● **Your task**
Write out the data below in full. Keep it exact.
>>>
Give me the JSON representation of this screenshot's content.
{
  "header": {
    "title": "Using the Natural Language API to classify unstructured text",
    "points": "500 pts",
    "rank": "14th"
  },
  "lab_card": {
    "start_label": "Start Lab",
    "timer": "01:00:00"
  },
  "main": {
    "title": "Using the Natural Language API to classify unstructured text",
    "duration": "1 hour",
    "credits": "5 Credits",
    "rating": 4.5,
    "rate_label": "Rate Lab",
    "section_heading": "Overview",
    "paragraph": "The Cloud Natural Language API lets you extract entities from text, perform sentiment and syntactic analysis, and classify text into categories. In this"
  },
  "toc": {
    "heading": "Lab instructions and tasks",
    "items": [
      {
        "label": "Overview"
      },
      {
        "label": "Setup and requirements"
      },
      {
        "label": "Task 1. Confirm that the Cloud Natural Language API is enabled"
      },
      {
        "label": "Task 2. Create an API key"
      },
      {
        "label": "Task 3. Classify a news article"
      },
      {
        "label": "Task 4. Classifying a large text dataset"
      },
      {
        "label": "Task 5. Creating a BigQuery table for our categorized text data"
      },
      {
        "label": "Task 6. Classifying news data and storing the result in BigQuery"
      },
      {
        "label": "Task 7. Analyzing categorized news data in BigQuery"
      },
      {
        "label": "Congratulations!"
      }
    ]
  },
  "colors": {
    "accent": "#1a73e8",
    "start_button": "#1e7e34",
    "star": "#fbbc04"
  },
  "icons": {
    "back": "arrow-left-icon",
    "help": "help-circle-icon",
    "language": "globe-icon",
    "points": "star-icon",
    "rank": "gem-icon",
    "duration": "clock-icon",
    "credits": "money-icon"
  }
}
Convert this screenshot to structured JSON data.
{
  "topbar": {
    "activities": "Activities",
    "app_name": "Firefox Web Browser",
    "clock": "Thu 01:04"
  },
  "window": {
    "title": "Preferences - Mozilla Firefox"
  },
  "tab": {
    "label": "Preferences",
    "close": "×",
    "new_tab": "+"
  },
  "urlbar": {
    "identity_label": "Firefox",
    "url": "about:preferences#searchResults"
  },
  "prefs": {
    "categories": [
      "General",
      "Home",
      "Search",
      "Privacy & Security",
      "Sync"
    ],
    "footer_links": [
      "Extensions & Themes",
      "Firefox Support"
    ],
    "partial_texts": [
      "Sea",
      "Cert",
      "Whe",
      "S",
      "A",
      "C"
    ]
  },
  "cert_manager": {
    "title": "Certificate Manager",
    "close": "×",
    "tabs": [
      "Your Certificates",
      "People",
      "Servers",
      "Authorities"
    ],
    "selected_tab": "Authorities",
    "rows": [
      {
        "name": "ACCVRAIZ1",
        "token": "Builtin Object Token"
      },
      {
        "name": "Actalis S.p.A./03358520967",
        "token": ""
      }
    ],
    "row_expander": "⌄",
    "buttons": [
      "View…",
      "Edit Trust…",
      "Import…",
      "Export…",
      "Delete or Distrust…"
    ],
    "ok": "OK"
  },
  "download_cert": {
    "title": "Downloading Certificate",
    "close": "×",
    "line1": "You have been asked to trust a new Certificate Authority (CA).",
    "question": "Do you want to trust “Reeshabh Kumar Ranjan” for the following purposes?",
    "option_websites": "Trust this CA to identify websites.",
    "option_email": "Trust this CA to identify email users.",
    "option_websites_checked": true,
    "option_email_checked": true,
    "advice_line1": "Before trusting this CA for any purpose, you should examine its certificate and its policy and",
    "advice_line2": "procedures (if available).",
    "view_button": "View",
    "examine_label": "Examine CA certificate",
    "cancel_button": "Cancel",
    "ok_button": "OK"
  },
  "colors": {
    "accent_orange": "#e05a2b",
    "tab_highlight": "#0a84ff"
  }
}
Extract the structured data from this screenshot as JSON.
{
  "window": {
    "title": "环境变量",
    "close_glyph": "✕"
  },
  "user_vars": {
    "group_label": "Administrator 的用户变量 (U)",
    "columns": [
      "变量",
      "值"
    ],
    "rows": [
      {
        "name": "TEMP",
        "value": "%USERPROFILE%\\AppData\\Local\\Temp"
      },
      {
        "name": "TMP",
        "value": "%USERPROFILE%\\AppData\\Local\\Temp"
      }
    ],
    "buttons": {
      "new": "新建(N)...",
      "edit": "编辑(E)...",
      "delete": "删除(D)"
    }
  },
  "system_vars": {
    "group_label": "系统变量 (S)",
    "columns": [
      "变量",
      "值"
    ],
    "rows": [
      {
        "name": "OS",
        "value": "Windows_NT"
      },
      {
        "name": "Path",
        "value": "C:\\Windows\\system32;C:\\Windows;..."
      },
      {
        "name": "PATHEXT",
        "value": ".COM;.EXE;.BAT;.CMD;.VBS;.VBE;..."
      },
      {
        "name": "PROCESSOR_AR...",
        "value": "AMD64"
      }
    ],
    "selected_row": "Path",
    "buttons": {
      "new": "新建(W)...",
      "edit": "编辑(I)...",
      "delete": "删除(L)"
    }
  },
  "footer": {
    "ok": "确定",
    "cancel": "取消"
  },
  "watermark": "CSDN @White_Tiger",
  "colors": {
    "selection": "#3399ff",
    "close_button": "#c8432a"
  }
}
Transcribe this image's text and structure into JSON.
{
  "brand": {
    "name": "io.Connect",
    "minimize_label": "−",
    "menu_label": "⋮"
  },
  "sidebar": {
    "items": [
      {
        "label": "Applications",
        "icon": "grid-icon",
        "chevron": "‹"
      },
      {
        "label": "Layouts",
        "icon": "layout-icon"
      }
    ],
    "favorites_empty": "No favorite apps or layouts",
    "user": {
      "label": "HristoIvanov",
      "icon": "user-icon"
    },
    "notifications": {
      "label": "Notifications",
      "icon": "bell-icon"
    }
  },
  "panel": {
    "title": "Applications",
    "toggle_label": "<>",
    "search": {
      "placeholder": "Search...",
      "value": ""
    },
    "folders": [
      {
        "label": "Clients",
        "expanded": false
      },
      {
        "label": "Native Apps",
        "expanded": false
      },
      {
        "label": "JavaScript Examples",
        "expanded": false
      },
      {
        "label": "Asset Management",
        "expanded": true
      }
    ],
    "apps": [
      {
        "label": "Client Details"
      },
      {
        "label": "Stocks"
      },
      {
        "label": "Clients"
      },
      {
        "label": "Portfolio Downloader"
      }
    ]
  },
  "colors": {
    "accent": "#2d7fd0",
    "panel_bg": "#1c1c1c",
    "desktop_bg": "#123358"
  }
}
<<<
● **Output of the exercise**
Give me the JSON representation of this screenshot's content.
{
  "header": {
    "title": "Using the Natural Language API to classify unstructured text",
    "points": "500 pts",
    "rank": "14th"
  },
  "lab_card": {
    "start_label": "Start Lab",
    "timer": "01:00:00"
  },
  "main": {
    "title": "Using the Natural Language API to classify unstructured text",
    "duration": "1 hour",
    "credits": "5 Credits",
    "rating": 4.5,
    "rate_label": "Rate Lab",
    "section_heading": "Overview",
    "paragraph": "The Cloud Natural Language API lets you extract entities from text, perform sentiment and syntactic analysis, and classify text into categories. In this"
  },
  "toc": {
    "heading": "Lab instructions and tasks",
    "items": [
      {
        "label": "Overview"
      },
      {
        "label": "Setup and requirements"
      },
      {
        "label": "Task 1. Confirm that the Cloud Natural Language API is enabled"
      },
      {
        "label": "Task 2. Create an API key"
      },
      {
        "label": "Task 3. Classify a news article"
      },
      {
        "label": "Task 4. Classifying a large text dataset"
      },
      {
        "label": "Task 5. Creating a BigQuery table for our categorized text data"
      },
      {
        "label": "Task 6. Classifying news data and storing the result in BigQuery"
      },
      {
        "label": "Task 7. Analyzing categorized news data in BigQuery"
      },
      {
        "label": "Congratulations!"
      }
    ]
  },
  "colors": {
    "accent": "#1a73e8",
    "start_button": "#1e7e34",
    "star": "#fbbc04"
  },
  "icons": {
    "back": "arrow-left-icon",
    "help": "help-circle-icon",
    "language": "globe-icon",
    "points": "star-icon",
    "rank": "gem-icon",
    "duration": "clock-icon",
    "credits": "money-icon"
  }
}
Convert this screenshot to structured JSON data.
{
  "topbar": {
    "activities": "Activities",
    "app_name": "Firefox Web Browser",
    "clock": "Thu 01:04"
  },
  "window": {
    "title": "Preferences - Mozilla Firefox"
  },
  "tab": {
    "label": "Preferences",
    "close": "×",
    "new_tab": "+"
  },
  "urlbar": {
    "identity_label": "Firefox",
    "url": "about:preferences#searchResults"
  },
  "prefs": {
    "categories": [
      "General",
      "Home",
      "Search",
      "Privacy & Security",
      "Sync"
    ],
    "footer_links": [
      "Extensions & Themes",
      "Firefox Support"
    ],
    "partial_texts": [
      "Sea",
      "Cert",
      "Whe",
      "S",
      "A",
      "C"
    ]
  },
  "cert_manager": {
    "title": "Certificate Manager",
    "close": "×",
    "tabs": [
      "Your Certificates",
      "People",
      "Servers",
      "Authorities"
    ],
    "selected_tab": "Authorities",
    "rows": [
      {
        "name": "ACCVRAIZ1",
        "token": "Builtin Object Token"
      },
      {
        "name": "Actalis S.p.A./03358520967",
        "token": ""
      }
    ],
    "row_expander": "⌄",
    "buttons": [
      "View…",
      "Edit Trust…",
      "Import…",
      "Export…",
      "Delete or Distrust…"
    ],
    "ok": "OK"
  },
  "download_cert": {
    "title": "Downloading Certificate",
    "close": "×",
    "line1": "You have been asked to trust a new Certificate Authority (CA).",
    "question": "Do you want to trust “Reeshabh Kumar Ranjan” for the following purposes?",
    "option_websites": "Trust this CA to identify websites.",
    "option_email": "Trust this CA to identify email users.",
    "option_websites_checked": true,
    "option_email_checked": true,
    "advice_line1": "Before trusting this CA for any purpose, you should examine its certificate and its policy and",
    "advice_line2": "procedures (if available).",
    "view_button": "View",
    "examine_label": "Examine CA certificate",
    "cancel_button": "Cancel",
    "ok_button": "OK"
  },
  "colors": {
    "accent_orange": "#e05a2b",
    "tab_highlight": "#0a84ff"
  }
}
Extract the structured data from this screenshot as JSON.
{
  "window": {
    "title": "环境变量",
    "close_glyph": "✕"
  },
  "user_vars": {
    "group_label": "Administrator 的用户变量 (U)",
    "columns": [
      "变量",
      "值"
    ],
    "rows": [
      {
        "name": "TEMP",
        "value": "%USERPROFILE%\\AppData\\Local\\Temp"
      },
      {
        "name": "TMP",
        "value": "%USERPROFILE%\\AppData\\Local\\Temp"
      }
    ],
    "buttons": {
      "new": "新建(N)...",
      "edit": "编辑(E)...",
      "delete": "删除(D)"
    }
  },
  "system_vars": {
    "group_label": "系统变量 (S)",
    "columns": [
      "变量",
      "值"
    ],
    "rows": [
      {
        "name": "OS",
        "value": "Windows_NT"
      },
      {
        "name": "Path",
        "value": "C:\\Windows\\system32;C:\\Windows;..."
      },
      {
        "name": "PATHEXT",
        "value": ".COM;.EXE;.BAT;.CMD;.VBS;.VBE;..."
      },
      {
        "name": "PROCESSOR_AR...",
        "value": "AMD64"
      }
    ],
    "selected_row": "Path",
    "buttons": {
      "new": "新建(W)...",
      "edit": "编辑(I)...",
      "delete": "删除(L)"
    }
  },
  "footer": {
    "ok": "确定",
    "cancel": "取消"
  },
  "watermark": "CSDN @White_Tiger",
  "colors": {
    "selection": "#3399ff",
    "close_button": "#c8432a"
  }
}
Transcribe this image's text and structure into JSON.
{
  "brand": {
    "name": "io.Connect",
    "minimize_label": "−",
    "menu_label": "⋮"
  },
  "sidebar": {
    "items": [
      {
        "label": "Applications",
        "icon": "grid-icon",
        "chevron": "‹"
      },
      {
        "label": "Layouts",
        "icon": "layout-icon"
      }
    ],
    "favorites_empty": "No favorite apps or layouts",
    "user": {
      "label": "HristoIvanov",
      "icon": "user-icon"
    },
    "notifications": {
      "label": "Notifications",
      "icon": "bell-icon"
    }
  },
  "panel": {
    "title": "Applications",
    "toggle_label": "<>",
    "search": {
      "placeholder": "Search...",
      "value": ""
    },
    "folders": [
      {
        "label": "Clients",
        "expanded": false
      },
      {
        "label": "Native Apps",
        "expanded": false
      },
      {
        "label": "JavaScript Examples",
        "expanded": false
      },
      {
        "label": "Asset Management",
        "expanded": true
      }
    ],
    "apps": [
      {
        "label": "Client Details"
      },
      {
        "label": "Stocks"
      },
      {
        "label": "Clients"
      },
      {
        "label": "Portfolio Downloader"
      }
    ]
  },
  "colors": {
    "accent": "#2d7fd0",
    "panel_bg": "#1c1c1c",
    "desktop_bg": "#123358"
  }
}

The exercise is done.